= Énoncé a =
Reproduisez telles quelles les lignes du listing, de celle qui contient « rank-cell: 27 [303,184,379,203] » jusqu'à celle qui contient « header-pay: 平均薪酬 [223,46,304,64] », ces deux lignes comprises.

= Extrait du document =
%%
Premier permis de construire numérique hexagonal; explosion de l’offre logicielle ou des services d’accompagnement et de formation; publication de guides méthodologiques et de catalogues de produits en ligne… le BIM est en plein boom! Qu’on se réfère à sa signification anglo-saxonne (Building Information Modeling) ou française (Modélisation des informations du bâtiment), l’acronyme est aujourd’hui sur tous les écrans, mais reste parfois un peu flou. Car le BIM n’est pas qu’une maquette numérique en trois dimensions. C‘est aussi, et surtout, l’ensemble des processus collaboratifs de collecte et de gestion des innombrables informations qui alimentent cette représentation 3D. Enfin, seul véritable gage d’une conception écologiquement, énergétiquement et financièrement efficace, le BIM permet de faire travailler en amont tous les acteurs du projet. Il ne se satisfait d’ailleurs pas de la traditionnelle 3D.

On parle ainsi de 4D, lorsque la dimension temporelle entre en jeu, de 5D avec les données de coûts, de 6D en intégrant la gestion d’actifs immobiliers, et même de 7D en prenant en compte les informations liées aux performances énergétiques et environnementales de l’ouvrage tout au long de sa vie.

« Le BIM et la maquette numérique constituent de puissants outils pour gagner en temps et en précision. Cela correspond à une véritable attente des professionnels. L’objectif du Plan transition numérique dans le bâtiment est d’accompagner l’appropriation du BIM par le plus grand nombre possible de professionnels », explique Bertrand Delcambre, président de ce plan gouvernemental lancé en janvier 2015 et doté de 20 millions d’euros sur trois ans. Et avec un paysage aussi éclaté que celui de la construction française, qui compte plus de 500 000 acteurs économiques, dont 95 % de structures de moins de dix personnes, le défi est de taille…

il n’est aujourd’hui pas question pour les pouvoirs publics d’imposer autoritairement son utilisation, même pour les marchés publics d’état, comme avait pu le laisser entendre Cécile Duflot lorsqu’elle était aux commandes du ministère du logement. « La nouvelle directive européenne (2014-2024/UE) sur les marchés publics laisse le choix aux États membres : rendre le BIM obligatoire ou non », rappelle Souheil Soubra, directeur technologies de l’information au Centre scientifique et technique du bâ timent (CStB). Mais la France se retrouve devant une obligation de fait. « Le BIM est déjà obligatoire en Grande-Bretagne, aux Pays-Bas et dans les pays nordiques. L’Allemagne l’imposera en 2018, l’Espagne en deux étapes d’ici à 2020, et l’Italie le fait déjà à partir de 5 millions d’euros de travaux… En France, de plus en plus de maîtres d’ouvrage, publics comme privés, imposent son utilisation dans leurs appels d’offres », assure Emmanuel di Giacomo, responsable du développement du BIM en Europe chez Autodesk, l’éditeur du célèbre AutoCAD et du logiciel Revit lt.
%%
= Énoncé b =
Répondez à ces questions sur l'extrait consacré au BIM :
(i) Quelle dimension correspond à l'ajout des données de coûts ?
(ii) En quel mois et quelle année le Plan transition numérique dans le bâtiment a-t-il été lancé ?
(iii) Selon Emmanuel di Giacomo, en quelle année l'Allemagne imposera-t-elle le BIM ?

= Les données =
%%
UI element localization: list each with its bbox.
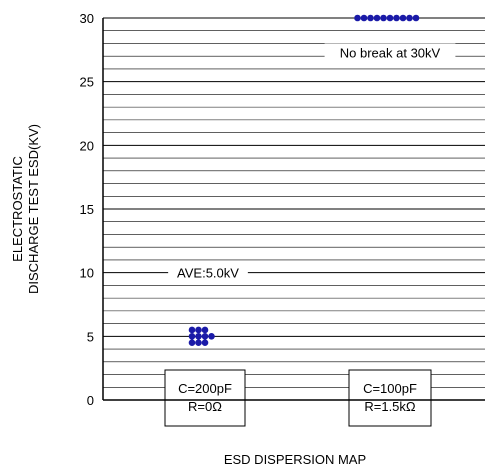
data-point	[399, 14, 407, 22]
category-label: C=200pF	[178, 381, 232, 396]
category-label-box	[348, 369, 432, 427]
data-point	[201, 333, 209, 340]
data-point	[406, 14, 413, 22]
data-points	[188, 14, 420, 347]
category-labels: C=200pF R=0Ω C=100pF R=1.5kΩ	[164, 369, 432, 427]
data-point	[373, 14, 381, 22]
data-point	[195, 333, 202, 340]
y-tick-label: 0	[87, 393, 94, 408]
data-point	[208, 333, 215, 340]
data-point	[393, 14, 400, 22]
y-tick-label: 10	[80, 266, 94, 281]
category-label: R=0Ω	[188, 399, 222, 414]
y-tick-labels: 0 5 10 15 20 25 30	[80, 11, 94, 408]
annotation-text: No break at 30kV	[340, 45, 441, 60]
data-point	[380, 14, 387, 22]
category-label-box	[164, 369, 246, 427]
x-axis-title: ESD DISPERSION MAP	[224, 452, 366, 467]
data-point	[367, 14, 374, 22]
y-axis-title-line2: DISCHARGE TEST ESD(KV)	[26, 124, 41, 294]
data-point	[188, 339, 196, 347]
annotations: No break at 30kV AVE:5.0kV	[168, 43, 456, 281]
category-label: R=1.5kΩ	[364, 399, 416, 414]
data-point	[386, 14, 394, 22]
axes	[102, 18, 485, 401]
annotation-backing	[324, 43, 456, 61]
data-point	[188, 333, 196, 340]
y-tick-label: 30	[80, 11, 94, 26]
data-point	[188, 326, 196, 334]
y-tick-label: 25	[80, 75, 94, 90]
annotation-text: AVE:5.0kV	[177, 266, 239, 281]
data-point	[201, 326, 209, 334]
grid-lines	[103, 17, 485, 388]
y-tick-label: 20	[80, 138, 94, 153]
data-point	[412, 14, 420, 22]
annotation-backing	[168, 263, 248, 281]
data-point	[195, 326, 202, 334]
y-axis-title-line1: ELECTROSTATIC	[10, 156, 25, 262]
y-tick-label: 5	[87, 329, 94, 344]
data-point	[195, 339, 202, 347]
data-point	[354, 14, 361, 22]
data-point	[360, 14, 368, 22]
y-tick-label: 15	[80, 202, 94, 217]
data-point	[201, 339, 209, 347]
category-label: C=100pF	[363, 381, 417, 396]
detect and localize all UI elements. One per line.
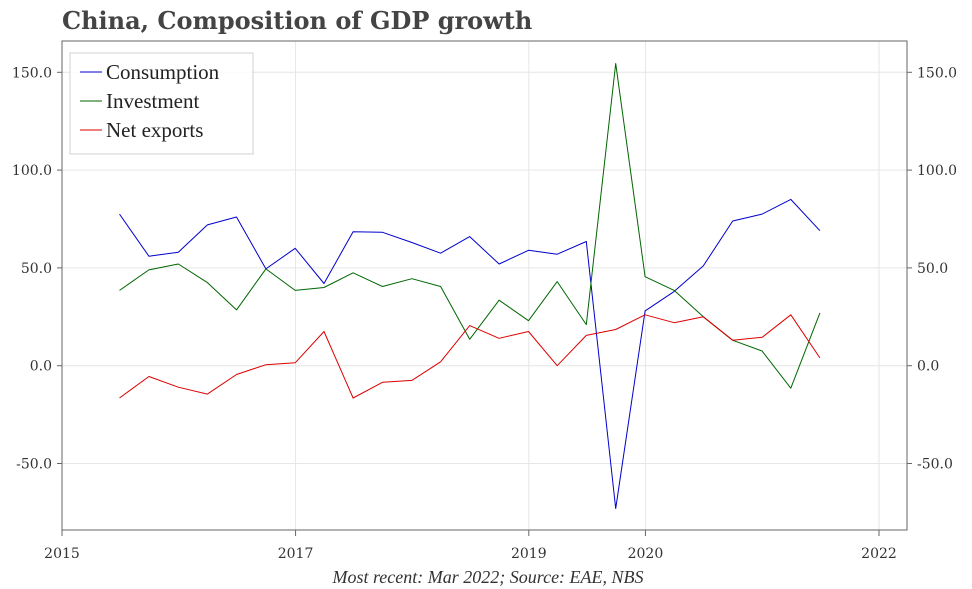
y-tick-label-right: 0.0 — [917, 359, 939, 375]
y-tick-label-left: 50.0 — [21, 261, 52, 277]
y-tick-label-right: 50.0 — [917, 261, 948, 277]
series-line-net-exports — [119, 314, 821, 399]
x-tick-label: 2022 — [861, 546, 897, 562]
series-line-consumption — [119, 198, 821, 509]
x-tick-label: 2017 — [278, 546, 314, 562]
x-axis: 2015 2017 2019 2020 2022 — [44, 530, 897, 562]
legend-label: Investment — [106, 89, 199, 113]
y-tick-label-left: 100.0 — [12, 163, 52, 179]
legend-label: Consumption — [106, 60, 220, 84]
x-tick-label: 2015 — [44, 546, 80, 562]
y-tick-label-right: 150.0 — [917, 65, 957, 81]
chart-title: China, Composition of GDP growth — [62, 6, 533, 35]
y-tick-label-right: 100.0 — [917, 163, 957, 179]
source-note: Most recent: Mar 2022; Source: EAE, NBS — [331, 567, 643, 587]
y-axis-left: 150.0 100.0 50.0 0.0 -50.0 — [12, 65, 62, 472]
legend: Consumption Investment Net exports — [69, 52, 254, 155]
legend-box — [69, 52, 254, 155]
y-tick-label-left: -50.0 — [16, 456, 52, 472]
plot-frame — [61, 40, 908, 531]
y-tick-label-left: 0.0 — [30, 359, 52, 375]
series-lines — [119, 63, 821, 509]
legend-label: Net exports — [106, 118, 203, 142]
y-tick-label-right: -50.0 — [917, 456, 953, 472]
y-axis-right: 150.0 100.0 50.0 0.0 -50.0 — [907, 65, 957, 472]
y-tick-label-left: 150.0 — [12, 65, 52, 81]
x-tick-label: 2020 — [628, 546, 664, 562]
x-tick-label: 2019 — [511, 546, 547, 562]
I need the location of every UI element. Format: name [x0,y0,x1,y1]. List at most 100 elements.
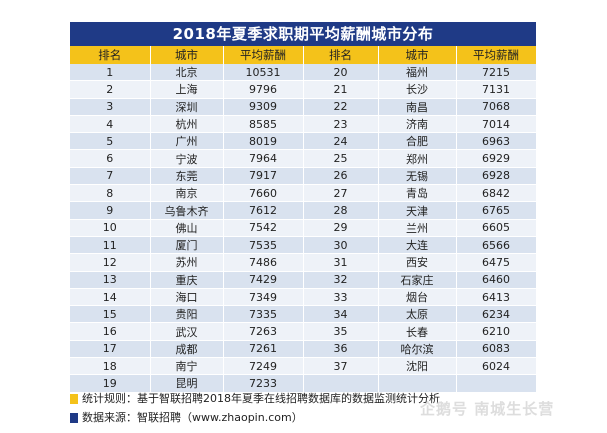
rank-cell: 27 [303,184,379,203]
rank-cell: 17 [70,340,151,359]
city-cell [378,374,457,393]
city-cell: 深圳 [150,98,224,116]
city-cell: 贵阳 [150,305,224,324]
pay-cell: 7660 [223,184,304,203]
rank-cell: 36 [303,340,379,359]
pay-cell: 6460 [456,271,537,289]
pay-cell: 7131 [456,80,537,99]
city-cell: 乌鲁木齐 [150,201,224,220]
pay-cell: 7068 [456,98,537,116]
rank-cell: 16 [70,322,151,341]
city-cell: 杭州 [150,115,224,134]
blue-marker-icon [70,412,78,423]
rank-cell: 10 [70,219,151,237]
city-cell: 南京 [150,184,224,203]
table-row: 12 苏州 7486 31 西安 6475 [70,253,537,272]
pay-cell: 6765 [456,201,537,220]
rank-cell: 20 [303,64,379,82]
city-cell: 郑州 [378,149,457,168]
city-cell: 太原 [378,305,457,324]
pay-cell: 6929 [456,149,537,168]
pay-cell [456,374,537,393]
pay-cell: 6928 [456,167,537,186]
pay-cell: 7349 [223,288,304,307]
city-cell: 武汉 [150,322,224,341]
pay-cell: 7429 [223,271,304,289]
note-stat-rule: 统计规则：基于智联招聘2018年夏季在线招聘数据库的数据监测统计分析 [70,389,550,408]
pay-cell: 7263 [223,322,304,341]
watermark: 企鹅号 南城生长营 [420,400,555,418]
city-cell: 烟台 [378,288,457,307]
header-pay: 平均薪酬 [223,46,304,64]
rank-cell: 34 [303,305,379,324]
table-body: 1 北京 10531 20 福州 7215 2 上海 9796 21 长沙 7131 3 深圳 9309 22… [70,64,537,393]
rank-cell: 22 [303,98,379,116]
city-cell: 上海 [150,80,224,99]
pay-cell: 7542 [223,219,304,237]
rank-cell: 2 [70,80,151,99]
pay-cell: 7249 [223,357,304,376]
header-row: 排名 城市 平均薪酬 排名 城市 平均薪酬 [70,46,537,64]
rank-cell: 4 [70,115,151,134]
city-cell: 合肥 [378,132,457,151]
rank-cell: 30 [303,236,379,255]
pay-cell: 8019 [223,132,304,151]
header-rank: 排名 [303,46,379,64]
pay-cell: 7014 [456,115,537,134]
pay-cell: 6210 [456,322,537,341]
table-row: 6 宁波 7964 25 郑州 6929 [70,149,537,168]
table-row: 14 海口 7349 33 烟台 6413 [70,288,537,307]
city-cell: 南昌 [378,98,457,116]
table-row: 18 南宁 7249 37 沈阳 6024 [70,357,537,376]
pay-cell: 7612 [223,201,304,220]
city-cell: 北京 [150,64,224,82]
pay-cell: 7964 [223,149,304,168]
table-title: 2018年夏季求职期平均薪酬城市分布 [70,22,536,46]
table-row: 15 贵阳 7335 34 太原 6234 [70,305,537,324]
table-row: 13 重庆 7429 32 石家庄 6460 [70,271,537,289]
rank-cell: 23 [303,115,379,134]
pay-cell: 6024 [456,357,537,376]
yellow-marker-icon [70,393,78,404]
rank-cell: 15 [70,305,151,324]
pay-cell: 6566 [456,236,537,255]
salary-table-container: 2018年夏季求职期平均薪酬城市分布 排名 城市 平均薪酬 排名 城市 平均薪酬… [70,22,537,393]
pay-cell: 7917 [223,167,304,186]
rank-cell: 28 [303,201,379,220]
city-cell: 成都 [150,340,224,359]
pay-cell: 7535 [223,236,304,255]
table-row: 19 昆明 7233 [70,374,537,393]
pay-cell: 8585 [223,115,304,134]
rank-cell: 7 [70,167,151,186]
table-row: 1 北京 10531 20 福州 7215 [70,64,537,82]
pay-cell: 6234 [456,305,537,324]
pay-cell: 6083 [456,340,537,359]
rank-cell [303,374,379,393]
city-cell: 广州 [150,132,224,151]
city-cell: 哈尔滨 [378,340,457,359]
table-row: 3 深圳 9309 22 南昌 7068 [70,98,537,116]
city-cell: 西安 [378,253,457,272]
city-cell: 宁波 [150,149,224,168]
city-cell: 无锡 [378,167,457,186]
pay-cell: 7486 [223,253,304,272]
pay-cell: 6413 [456,288,537,307]
rank-cell: 31 [303,253,379,272]
rank-cell: 5 [70,132,151,151]
city-cell: 沈阳 [378,357,457,376]
city-cell: 大连 [378,236,457,255]
rank-cell: 18 [70,357,151,376]
rank-cell: 32 [303,271,379,289]
table-row: 9 乌鲁木齐 7612 28 天津 6765 [70,201,537,220]
rank-cell: 19 [70,374,151,393]
city-cell: 海口 [150,288,224,307]
city-cell: 重庆 [150,271,224,289]
pay-cell: 7261 [223,340,304,359]
footnotes: 统计规则：基于智联招聘2018年夏季在线招聘数据库的数据监测统计分析 数据来源：… [70,389,550,427]
rank-cell: 12 [70,253,151,272]
city-cell: 长沙 [378,80,457,99]
rank-cell: 3 [70,98,151,116]
table-row: 5 广州 8019 24 合肥 6963 [70,132,537,151]
rank-cell: 33 [303,288,379,307]
city-cell: 天津 [378,201,457,220]
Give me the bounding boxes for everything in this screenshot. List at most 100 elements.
%%
= Résultat obtenu a =
rank-cell: 27 [303,184,379,203]
rank-cell: 17 [70,340,151,359]
city-cell [378,374,457,393]
city-cell: 深圳 [150,98,224,116]
city-cell: 贵阳 [150,305,224,324]
pay-cell: 7660 [223,184,304,203]
rank-cell: 36 [303,340,379,359]
pay-cell: 6460 [456,271,537,289]
pay-cell: 7131 [456,80,537,99]
city-cell: 乌鲁木齐 [150,201,224,220]
pay-cell: 7068 [456,98,537,116]
rank-cell: 16 [70,322,151,341]
city-cell: 杭州 [150,115,224,134]
blue-marker-icon [70,412,78,423]
rank-cell: 10 [70,219,151,237]
city-cell: 南京 [150,184,224,203]
table-row: 12 苏州 7486 31 西安 6475 [70,253,537,272]
pay-cell: 6765 [456,201,537,220]
rank-cell: 20 [303,64,379,82]
city-cell: 郑州 [378,149,457,168]
city-cell: 太原 [378,305,457,324]
pay-cell: 6929 [456,149,537,168]
pay-cell [456,374,537,393]
pay-cell: 6928 [456,167,537,186]
pay-cell: 7349 [223,288,304,307]
city-cell: 武汉 [150,322,224,341]
pay-cell: 7429 [223,271,304,289]
note-stat-rule: 统计规则：基于智联招聘2018年夏季在线招聘数据库的数据监测统计分析 [70,389,550,408]
pay-cell: 7263 [223,322,304,341]
watermark: 企鹅号 南城生长营 [420,400,555,418]
city-cell: 烟台 [378,288,457,307]
header-pay: 平均薪酬 [223,46,304,64]

= Résultat obtenu b =
(i) La 5D.
(ii) En janvier 2015.
(iii) En 2018.